[Task requirements]: Identify each line below that contains the word "Model", and copy it out.

[Data for the task]:
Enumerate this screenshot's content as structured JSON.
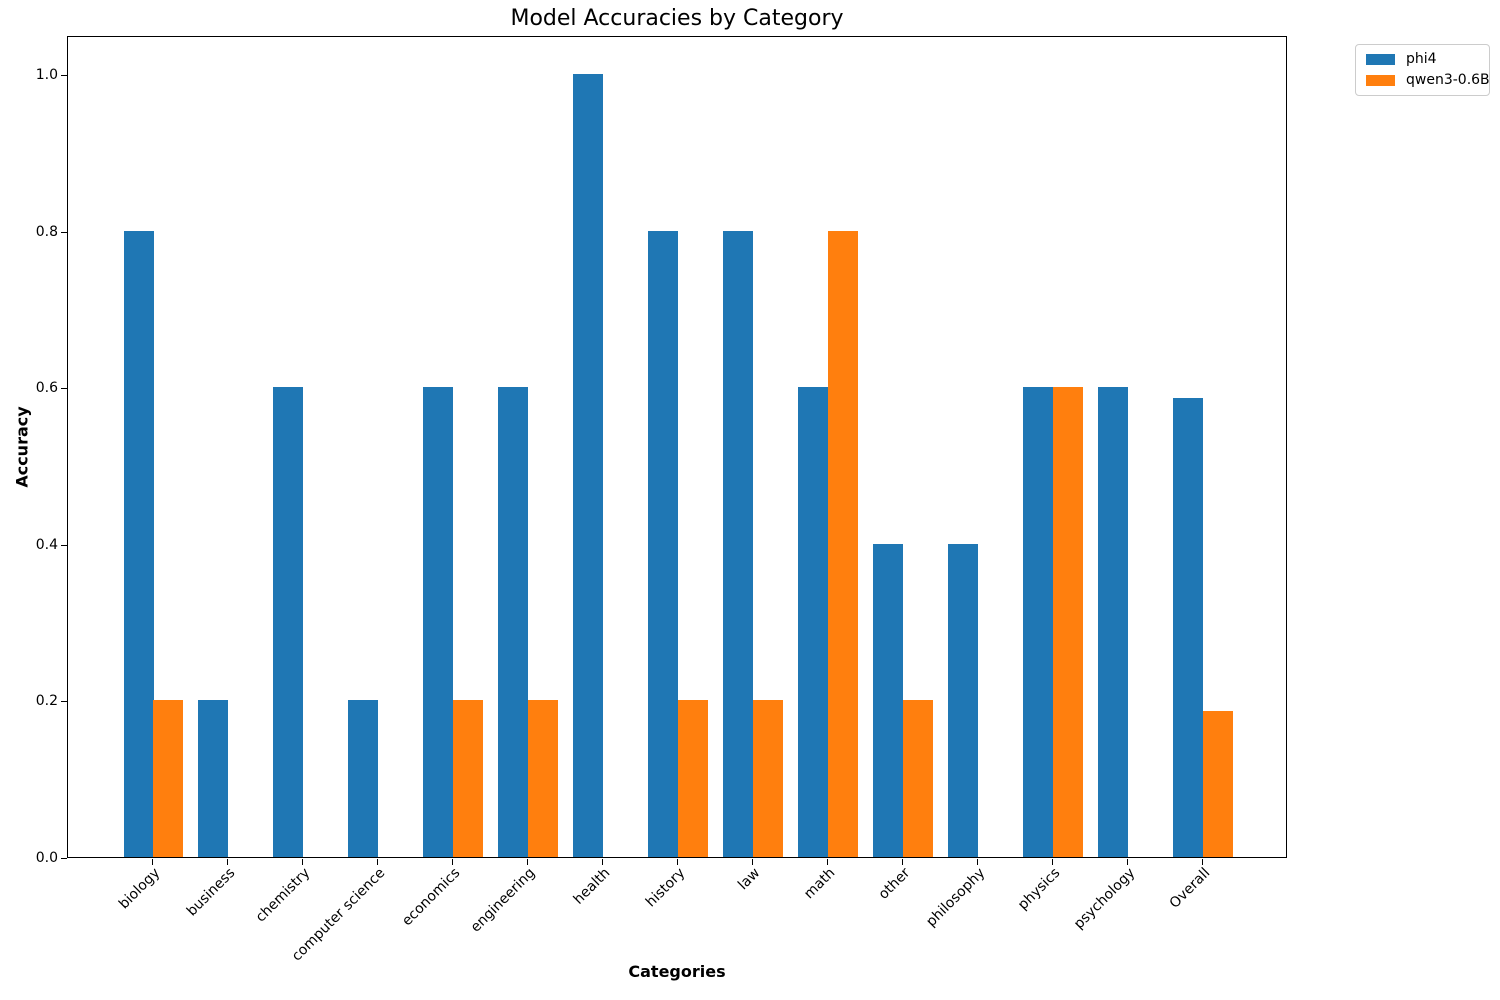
{
  "title": "Model Accuracies by Category",
  "x_axis_title": "Categories",
  "y_axis_title": "Accuracy",
  "legend": {
    "entries": [
      {
        "label": "phi4",
        "color": "#1f77b4"
      },
      {
        "label": "qwen3-0.6B",
        "color": "#ff7f0e"
      }
    ]
  },
  "chart_data": {
    "type": "bar",
    "title": "Model Accuracies by Category",
    "xlabel": "Categories",
    "ylabel": "Accuracy",
    "grid": false,
    "legend_position": "upper right, outside axes",
    "ylim": [
      0,
      1.05
    ],
    "yticks": [
      0.0,
      0.2,
      0.4,
      0.6,
      0.8,
      1.0
    ],
    "bar_width_units": 0.4,
    "xtick_rotation_deg": 45,
    "categories": [
      "biology",
      "business",
      "chemistry",
      "computer science",
      "economics",
      "engineering",
      "health",
      "history",
      "law",
      "math",
      "other",
      "philosophy",
      "physics",
      "psychology",
      "Overall"
    ],
    "series": [
      {
        "name": "phi4",
        "color": "#1f77b4",
        "values": [
          0.8,
          0.2,
          0.6,
          0.2,
          0.6,
          0.6,
          1.0,
          0.8,
          0.8,
          0.6,
          0.4,
          0.4,
          0.6,
          0.6,
          0.586
        ]
      },
      {
        "name": "qwen3-0.6B",
        "color": "#ff7f0e",
        "values": [
          0.2,
          0.0,
          0.0,
          0.0,
          0.2,
          0.2,
          0.0,
          0.2,
          0.2,
          0.8,
          0.2,
          0.0,
          0.6,
          0.0,
          0.186
        ]
      }
    ]
  }
}
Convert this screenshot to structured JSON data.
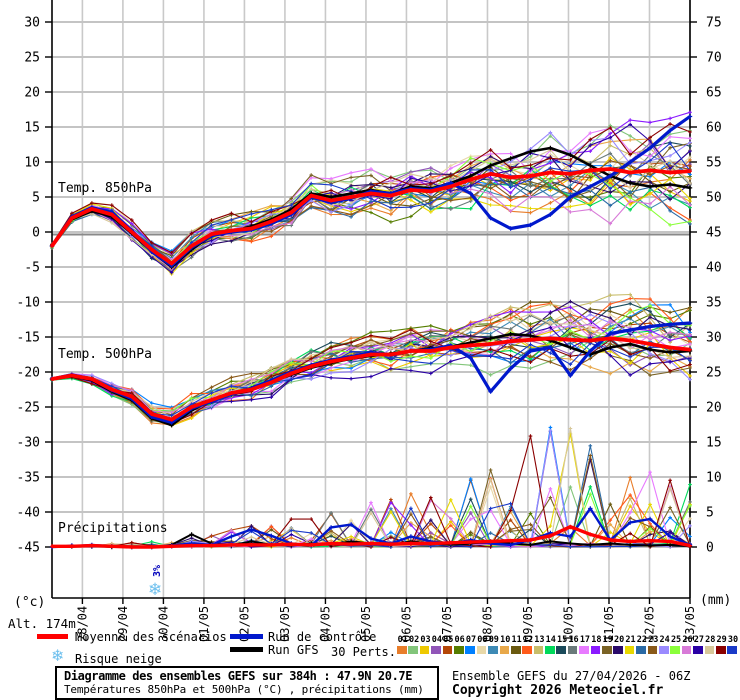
{
  "meta": {
    "alt_label": "Alt. 174m",
    "unit_left": "(°c)",
    "unit_right": "(mm)"
  },
  "axes": {
    "left_tick_labels": [
      "30",
      "25",
      "20",
      "15",
      "10",
      "5",
      "0",
      "-5",
      "-10",
      "-15",
      "-20",
      "-25",
      "-30",
      "-35",
      "-40",
      "-45"
    ],
    "right_tick_labels": [
      "75",
      "70",
      "65",
      "60",
      "55",
      "50",
      "45",
      "40",
      "35",
      "30",
      "25",
      "20",
      "15",
      "10",
      "5",
      "0"
    ],
    "x_labels": [
      "28/04",
      "29/04",
      "30/04",
      "01/05",
      "02/05",
      "03/05",
      "04/05",
      "05/05",
      "06/05",
      "07/05",
      "08/05",
      "09/05",
      "10/05",
      "11/05",
      "12/05",
      "13/05"
    ]
  },
  "annotations": {
    "snow_text": "3%",
    "snow_symbol": "snowflake-icon"
  },
  "legend": {
    "mean_label": "Moyenne des scénarios",
    "control_label": "Run de contrôle",
    "gfs_label": "Run GFS",
    "perts_label": "30 Perts.",
    "snow_label": "Risque neige",
    "mean_color": "#ff0000",
    "control_color": "#0018cc",
    "gfs_color": "#000000",
    "snow_color": "#6ec0ee",
    "pert_numbers": [
      "01",
      "02",
      "03",
      "04",
      "05",
      "06",
      "07",
      "08",
      "09",
      "10",
      "11",
      "12",
      "13",
      "14",
      "15",
      "16",
      "17",
      "18",
      "19",
      "20",
      "21",
      "22",
      "23",
      "24",
      "25",
      "26",
      "27",
      "28",
      "29",
      "30"
    ],
    "pert_colors": [
      "#e87d2a",
      "#82c57a",
      "#eec900",
      "#9155b8",
      "#b54708",
      "#567d00",
      "#0080ff",
      "#e8d8a8",
      "#3d8ab5",
      "#e8a84a",
      "#6b5a10",
      "#ff5a1a",
      "#c8bd6a",
      "#00d95a",
      "#1a4a5a",
      "#6a7a7a",
      "#e87aff",
      "#8a1aff",
      "#7a6325",
      "#2a0a6a",
      "#e8d800",
      "#2a6aa5",
      "#8a5a1a",
      "#9a8aff",
      "#8aff3a",
      "#d87ad8",
      "#2a00a5",
      "#d8c89a",
      "#8a0000",
      "#1a3ac8"
    ]
  },
  "footer": {
    "title": "Diagramme des ensembles GEFS sur 384h : 47.9N 20.7E",
    "subtitle": "Températures 850hPa et 500hPa (°C) , précipitations (mm)",
    "run_info": "Ensemble GEFS du 27/04/2026 - 06Z",
    "copyright": "Copyright 2026 Meteociel.fr"
  },
  "chart_data": [
    {
      "type": "line",
      "title": "Temp. 850hPa",
      "unit": "°C",
      "y_axis": "left",
      "ylim": [
        -45,
        30
      ],
      "x_start": "27/04 06Z",
      "x_step_hours": 12,
      "series": [
        {
          "name": "Moyenne des scénarios",
          "values": [
            -2.0,
            2.0,
            3.3,
            2.5,
            0.0,
            -2.5,
            -4.5,
            -2.0,
            -0.3,
            0.2,
            0.5,
            1.5,
            2.8,
            5.2,
            4.5,
            5.0,
            5.5,
            5.2,
            6.0,
            5.8,
            6.5,
            7.5,
            8.3,
            7.8,
            8.0,
            8.5,
            8.3,
            8.8,
            9.0,
            8.5,
            8.8,
            8.5,
            8.7
          ]
        },
        {
          "name": "Run de contrôle",
          "values": [
            -2.0,
            2.2,
            3.5,
            2.8,
            0.2,
            -2.8,
            -4.8,
            -2.2,
            -0.5,
            0.0,
            0.3,
            1.2,
            2.5,
            5.0,
            4.2,
            4.8,
            5.8,
            5.5,
            6.2,
            6.0,
            7.0,
            5.5,
            2.0,
            0.5,
            1.0,
            2.5,
            5.0,
            6.5,
            8.0,
            10.0,
            12.0,
            14.5,
            16.5
          ]
        },
        {
          "name": "Run GFS",
          "values": [
            -2.0,
            1.8,
            3.0,
            2.2,
            -0.2,
            -2.8,
            -5.0,
            -2.5,
            -0.5,
            0.0,
            0.8,
            1.8,
            3.2,
            5.5,
            5.0,
            5.5,
            6.0,
            5.5,
            6.5,
            6.2,
            7.0,
            8.0,
            9.5,
            10.5,
            11.5,
            12.0,
            11.0,
            9.5,
            8.0,
            7.0,
            6.5,
            6.8,
            6.3
          ]
        }
      ],
      "ensemble_members": 30,
      "ensemble_spread": [
        0.4,
        0.8,
        1.0,
        1.2,
        1.4,
        1.5,
        1.7,
        1.8,
        2.0,
        2.0,
        2.2,
        2.2,
        2.4,
        2.5,
        2.7,
        2.9,
        3.0,
        3.2,
        3.4,
        3.5,
        3.7,
        3.9,
        4.0,
        4.2,
        4.4,
        4.6,
        4.8,
        5.0,
        5.3,
        5.6,
        5.9,
        6.2,
        6.5
      ]
    },
    {
      "type": "line",
      "title": "Temp. 500hPa",
      "unit": "°C",
      "y_axis": "left",
      "ylim": [
        -45,
        30
      ],
      "x_start": "27/04 06Z",
      "x_step_hours": 12,
      "series": [
        {
          "name": "Moyenne des scénarios",
          "values": [
            -21.0,
            -20.5,
            -21.0,
            -22.5,
            -23.5,
            -26.0,
            -26.8,
            -25.0,
            -24.0,
            -23.0,
            -22.5,
            -21.5,
            -20.2,
            -19.2,
            -18.5,
            -18.0,
            -17.5,
            -17.5,
            -17.0,
            -17.0,
            -16.5,
            -16.2,
            -16.0,
            -15.6,
            -15.4,
            -15.2,
            -15.4,
            -15.5,
            -15.2,
            -15.5,
            -16.0,
            -16.5,
            -16.8
          ]
        },
        {
          "name": "Run de contrôle",
          "values": [
            -21.0,
            -20.4,
            -21.0,
            -22.6,
            -23.8,
            -26.4,
            -27.2,
            -25.2,
            -24.2,
            -23.2,
            -22.3,
            -21.2,
            -20.0,
            -19.0,
            -18.3,
            -17.8,
            -17.2,
            -17.6,
            -17.0,
            -16.8,
            -16.2,
            -18.0,
            -22.8,
            -19.5,
            -17.0,
            -16.5,
            -20.5,
            -17.0,
            -14.5,
            -14.0,
            -13.5,
            -13.2,
            -13.0
          ]
        },
        {
          "name": "Run GFS",
          "values": [
            -21.0,
            -20.6,
            -21.2,
            -22.8,
            -24.0,
            -26.6,
            -27.6,
            -25.5,
            -24.0,
            -23.2,
            -22.4,
            -21.4,
            -20.4,
            -19.4,
            -18.7,
            -18.1,
            -17.7,
            -17.4,
            -17.0,
            -16.6,
            -16.4,
            -15.8,
            -15.2,
            -14.6,
            -14.8,
            -15.5,
            -16.5,
            -17.5,
            -16.5,
            -16.0,
            -16.8,
            -17.2,
            -17.0
          ]
        }
      ],
      "ensemble_members": 30,
      "ensemble_spread": [
        0.3,
        0.5,
        0.8,
        1.0,
        1.2,
        1.4,
        1.5,
        1.7,
        1.8,
        2.0,
        2.0,
        2.2,
        2.2,
        2.4,
        2.5,
        2.5,
        2.7,
        2.8,
        3.0,
        3.0,
        3.2,
        3.4,
        3.5,
        3.8,
        4.0,
        4.0,
        4.2,
        4.5,
        4.5,
        4.8,
        5.0,
        5.2,
        5.5
      ]
    },
    {
      "type": "line",
      "title": "Précipitations",
      "unit": "mm",
      "y_axis": "right",
      "ylim": [
        0,
        75
      ],
      "x_start": "27/04 06Z",
      "x_step_hours": 12,
      "series": [
        {
          "name": "Moyenne des scénarios",
          "values": [
            0.1,
            0.1,
            0.2,
            0.1,
            0.0,
            0.0,
            0.1,
            0.2,
            0.2,
            0.3,
            0.3,
            0.3,
            0.4,
            0.3,
            0.5,
            0.4,
            0.5,
            0.4,
            0.5,
            0.5,
            0.6,
            0.7,
            0.8,
            0.9,
            1.0,
            1.6,
            2.9,
            1.8,
            1.0,
            0.8,
            0.9,
            0.8,
            0.2
          ]
        },
        {
          "name": "Run de contrôle",
          "values": [
            0.0,
            0.1,
            0.3,
            0.1,
            0.0,
            0.0,
            0.2,
            0.5,
            0.3,
            1.5,
            2.5,
            1.6,
            0.5,
            0.2,
            2.8,
            3.2,
            1.2,
            0.5,
            1.5,
            0.8,
            0.5,
            1.0,
            0.5,
            0.3,
            1.0,
            2.0,
            1.5,
            5.5,
            1.0,
            3.5,
            4.0,
            1.5,
            0.3
          ]
        },
        {
          "name": "Run GFS",
          "values": [
            0.0,
            0.1,
            0.2,
            0.0,
            0.0,
            0.0,
            0.3,
            1.8,
            0.5,
            0.2,
            0.8,
            0.3,
            0.2,
            0.5,
            0.3,
            0.8,
            0.5,
            0.3,
            0.8,
            0.5,
            0.3,
            0.5,
            0.8,
            0.5,
            0.3,
            0.8,
            0.5,
            0.3,
            0.5,
            0.3,
            0.2,
            0.3,
            0.1
          ]
        }
      ],
      "ensemble_members": 30,
      "ensemble_spread": [
        0.1,
        0.2,
        0.3,
        0.3,
        0.4,
        0.5,
        0.6,
        1.0,
        1.2,
        1.5,
        2.0,
        2.0,
        2.5,
        3.0,
        3.0,
        3.5,
        4.0,
        4.5,
        5.0,
        5.5,
        6.0,
        7.0,
        8.0,
        9.0,
        10.0,
        11.0,
        11.0,
        10.0,
        8.0,
        7.0,
        7.0,
        7.0,
        6.0
      ]
    }
  ]
}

[Solution for this task]:
  "title": "Model Accuracies by Category",
    "title": "Model Accuracies by Category",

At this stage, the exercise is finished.